- _Dataset records_
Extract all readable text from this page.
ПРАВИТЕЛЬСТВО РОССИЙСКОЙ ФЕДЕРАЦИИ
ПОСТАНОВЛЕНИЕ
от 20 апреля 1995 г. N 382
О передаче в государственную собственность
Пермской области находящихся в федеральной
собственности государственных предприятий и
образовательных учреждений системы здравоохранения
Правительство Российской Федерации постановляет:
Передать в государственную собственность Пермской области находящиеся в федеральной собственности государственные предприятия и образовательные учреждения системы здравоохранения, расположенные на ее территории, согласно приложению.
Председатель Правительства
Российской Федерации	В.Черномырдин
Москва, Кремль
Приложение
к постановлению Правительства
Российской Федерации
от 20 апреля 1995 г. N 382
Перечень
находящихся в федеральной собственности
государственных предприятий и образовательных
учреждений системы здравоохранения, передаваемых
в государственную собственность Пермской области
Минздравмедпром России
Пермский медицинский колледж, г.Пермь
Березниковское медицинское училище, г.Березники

- _Requirements_
Each record must be repeated exactly as it is.

- _Answer for the task_
Extract all readable text from this page.
ПРАВИТЕЛЬСТВО РОССИЙСКОЙ ФЕДЕРАЦИИ
ПОСТАНОВЛЕНИЕ
от 20 апреля 1995 г. N 382
О передаче в государственную собственность
Пермской области находящихся в федеральной
собственности государственных предприятий и
образовательных учреждений системы здравоохранения
Правительство Российской Федерации постановляет:
Передать в государственную собственность Пермской области находящиеся в федеральной собственности государственные предприятия и образовательные учреждения системы здравоохранения, расположенные на ее территории, согласно приложению.
Председатель Правительства
Российской Федерации	В.Черномырдин
Москва, Кремль
Приложение
к постановлению Правительства
Российской Федерации
от 20 апреля 1995 г. N 382
Перечень
находящихся в федеральной собственности
государственных предприятий и образовательных
учреждений системы здравоохранения, передаваемых
в государственную собственность Пермской области
Минздравмедпром России
Пермский медицинский колледж, г.Пермь
Березниковское медицинское училище, г.Березники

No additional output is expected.